**Objective:** Pictures do not belong in the copy; transcribe everything else in the records exactly.

(Dataset entries)
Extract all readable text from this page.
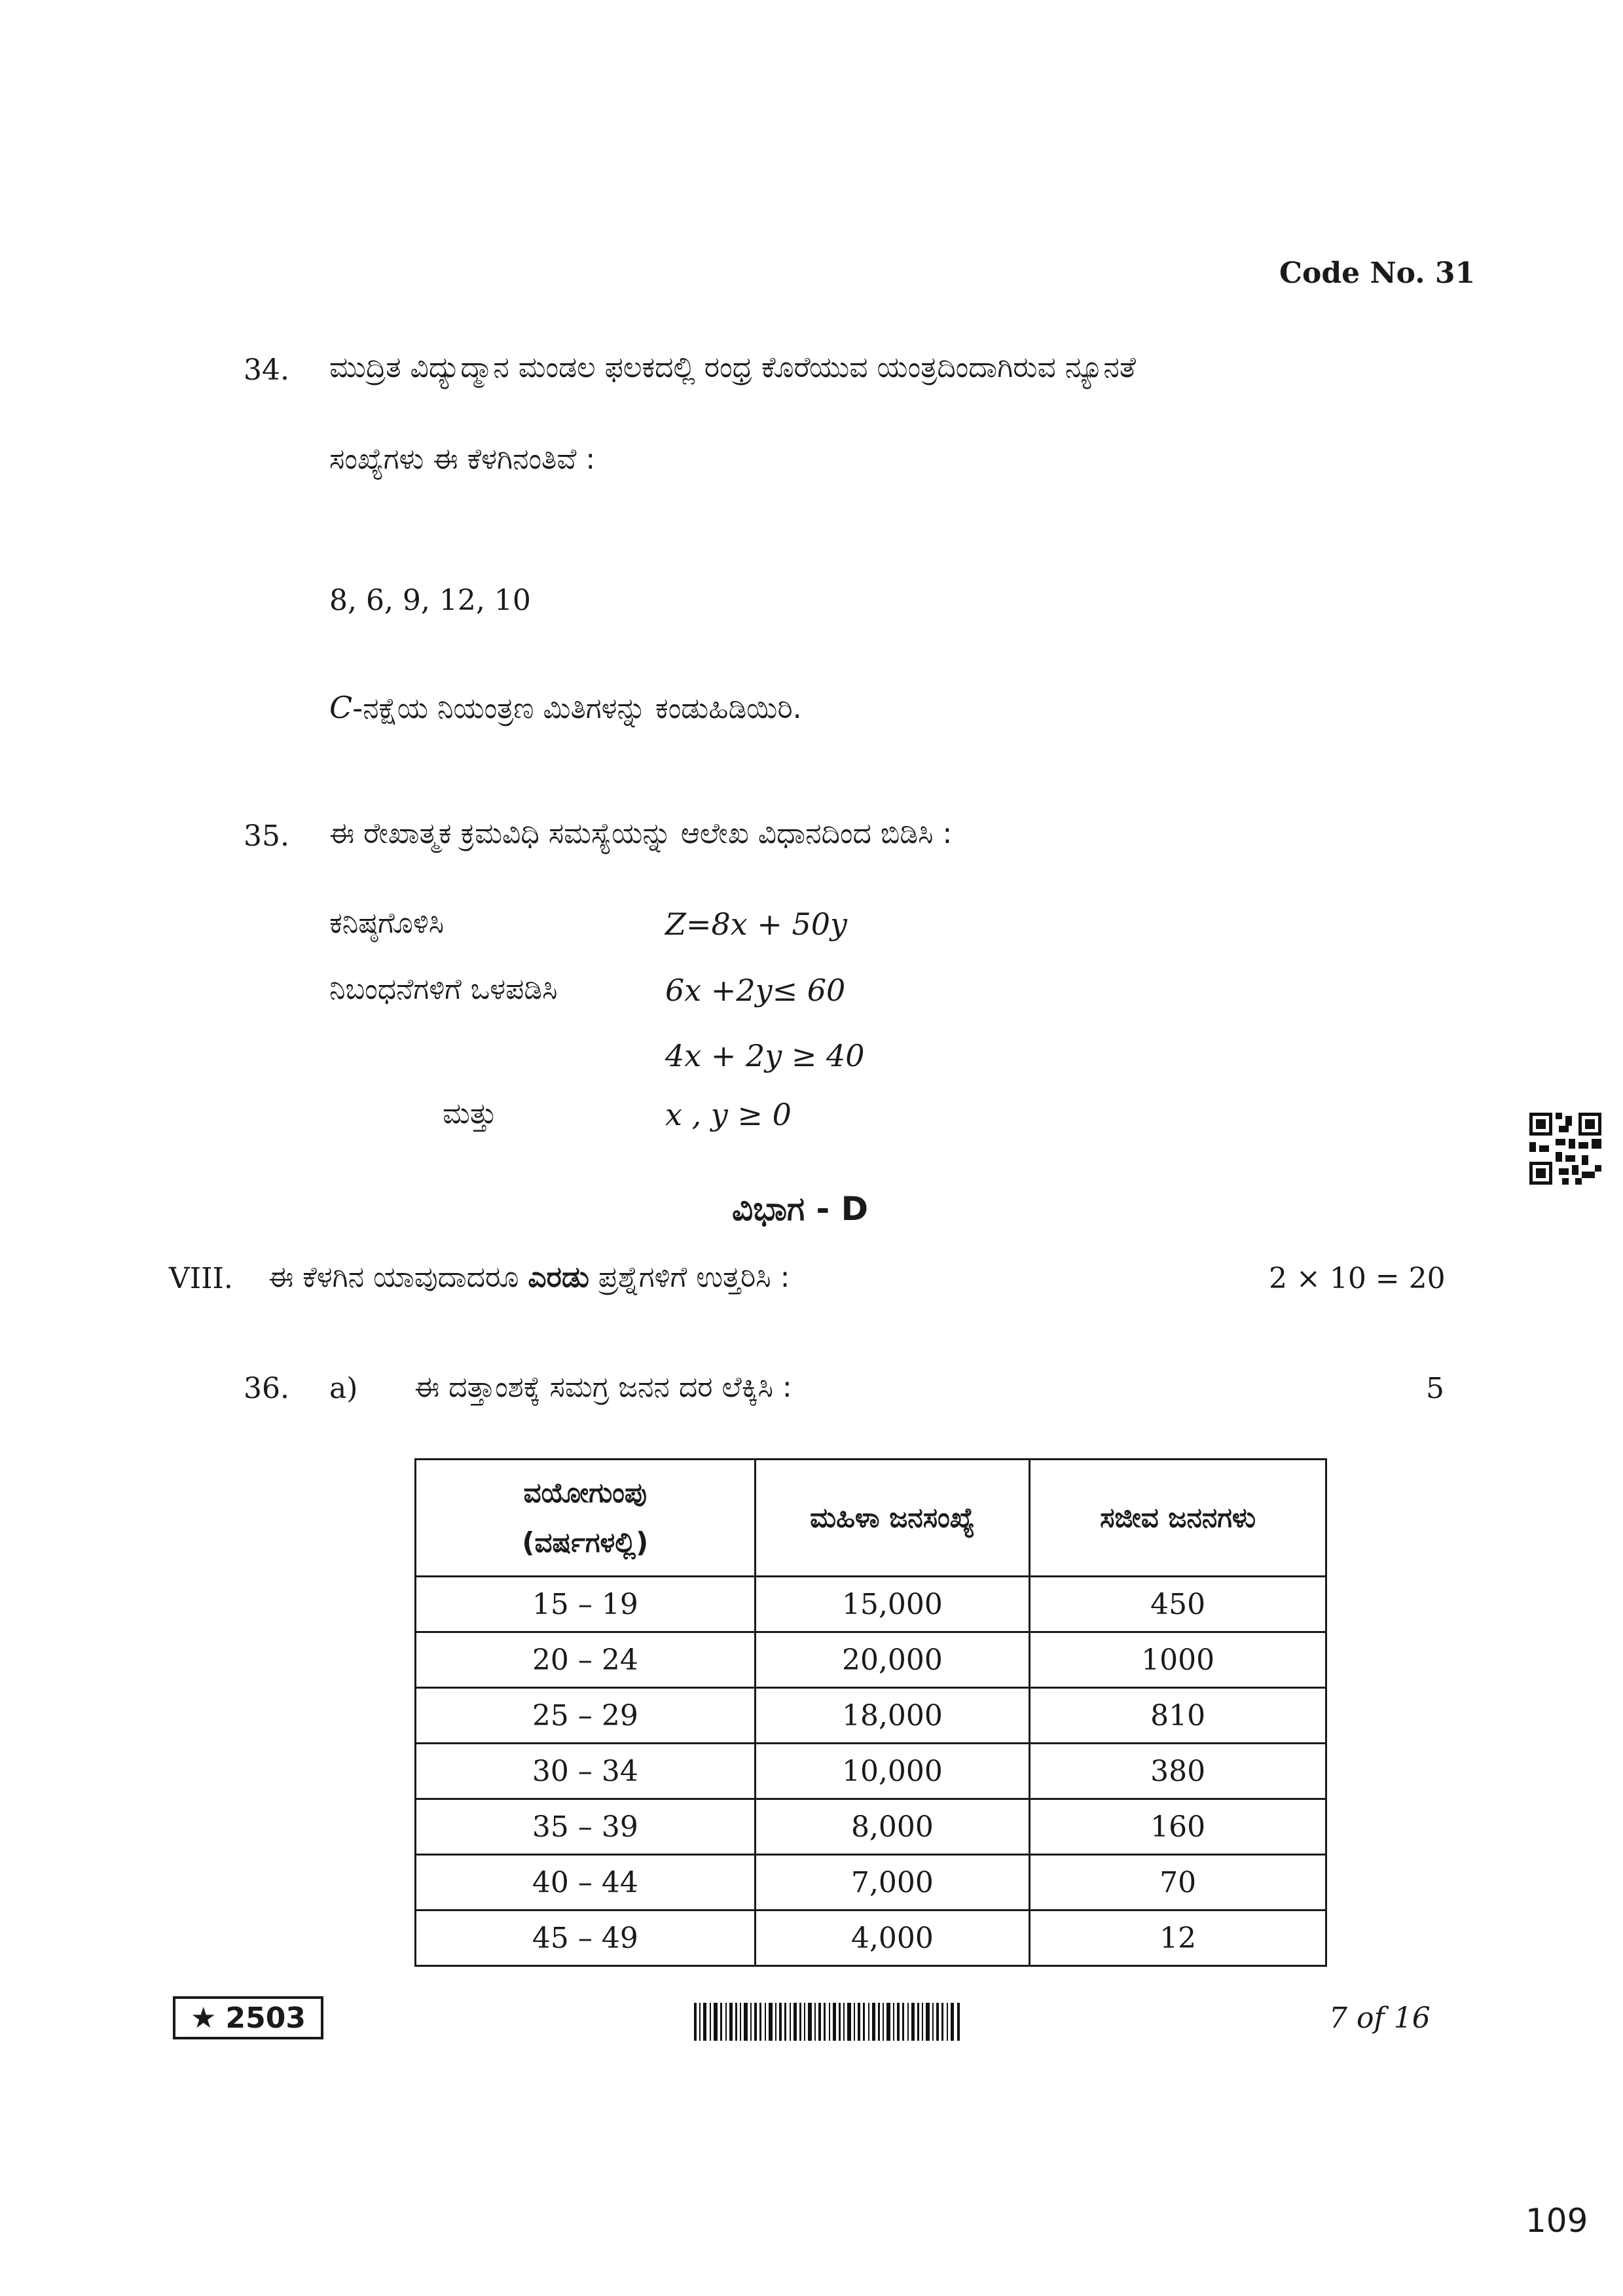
Code No. 31
34. ಮುದ್ರಿತ ವಿದ್ಯುದ್ಮಾನ ಮಂಡಲ ಫಲಕದಲ್ಲಿ ರಂಧ್ರ ಕೊರೆಯುವ ಯಂತ್ರದಿಂದಾಗಿರುವ ನ್ಯೂನತೆ
ಸಂಖ್ಯೆಗಳು ಈ ಕೆಳಗಿನಂತಿವೆ :
8, 6, 9, 12, 10
C-ನಕ್ಷೆಯ ನಿಯಂತ್ರಣ ಮಿತಿಗಳನ್ನು ಕಂಡುಹಿಡಿಯಿರಿ.
35. ಈ ರೇಖಾತ್ಮಕ ಕ್ರಮವಿಧಿ ಸಮಸ್ಯೆಯನ್ನು ಆಲೇಖ ವಿಧಾನದಿಂದ ಬಿಡಿಸಿ :
ಕನಿಷ್ಠಗೊಳಿಸಿ	Z=8x + 50y
ನಿಬಂಧನೆಗಳಿಗೆ ಒಳಪಡಿಸಿ	6x +2y≤ 60
4x + 2y ≥ 40
ಮತ್ತು	x , y ≥ 0
ವಿಭಾಗ - D
VIII. ಈ ಕೆಳಗಿನ ಯಾವುದಾದರೂ ಎರಡು ಪ್ರಶ್ನೆಗಳಿಗೆ ಉತ್ತರಿಸಿ :	2 × 10 = 20
36. a) ಈ ದತ್ತಾಂಶಕ್ಕೆ ಸಮಗ್ರ ಜನನ ದರ ಲೆಕ್ಕಿಸಿ :	5
ವಯೋಗುಂಪು
(ವರ್ಷಗಳಲ್ಲಿ)	ಮಹಿಳಾ ಜನಸಂಖ್ಯೆ	ಸಜೀವ ಜನನಗಳು
15 – 19	15,000	450
20 – 24	20,000	1000
25 – 29	18,000	810
30 – 34	10,000	380
35 – 39	8,000	160
40 – 44	7,000	70
45 – 49	4,000	12
★ 2503	7 of 16
109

**Written answer:**
Extract all readable text from this page.
Code No. 31
34. ಮುದ್ರಿತ ವಿದ್ಯುದ್ಮಾನ ಮಂಡಲ ಫಲಕದಲ್ಲಿ ರಂಧ್ರ ಕೊರೆಯುವ ಯಂತ್ರದಿಂದಾಗಿರುವ ನ್ಯೂನತೆ
ಸಂಖ್ಯೆಗಳು ಈ ಕೆಳಗಿನಂತಿವೆ :
8, 6, 9, 12, 10
C-ನಕ್ಷೆಯ ನಿಯಂತ್ರಣ ಮಿತಿಗಳನ್ನು ಕಂಡುಹಿಡಿಯಿರಿ.
35. ಈ ರೇಖಾತ್ಮಕ ಕ್ರಮವಿಧಿ ಸಮಸ್ಯೆಯನ್ನು ಆಲೇಖ ವಿಧಾನದಿಂದ ಬಿಡಿಸಿ :
ಕನಿಷ್ಠಗೊಳಿಸಿ	Z=8x + 50y
ನಿಬಂಧನೆಗಳಿಗೆ ಒಳಪಡಿಸಿ	6x +2y≤ 60
4x + 2y ≥ 40
ಮತ್ತು	x , y ≥ 0
ವಿಭಾಗ - D
VIII. ಈ ಕೆಳಗಿನ ಯಾವುದಾದರೂ ಎರಡು ಪ್ರಶ್ನೆಗಳಿಗೆ ಉತ್ತರಿಸಿ :	2 × 10 = 20
36. a) ಈ ದತ್ತಾಂಶಕ್ಕೆ ಸಮಗ್ರ ಜನನ ದರ ಲೆಕ್ಕಿಸಿ :	5
ವಯೋಗುಂಪು
(ವರ್ಷಗಳಲ್ಲಿ)	ಮಹಿಳಾ ಜನಸಂಖ್ಯೆ	ಸಜೀವ ಜನನಗಳು
15 – 19	15,000	450
20 – 24	20,000	1000
25 – 29	18,000	810
30 – 34	10,000	380
35 – 39	8,000	160
40 – 44	7,000	70
45 – 49	4,000	12
★ 2503	7 of 16
109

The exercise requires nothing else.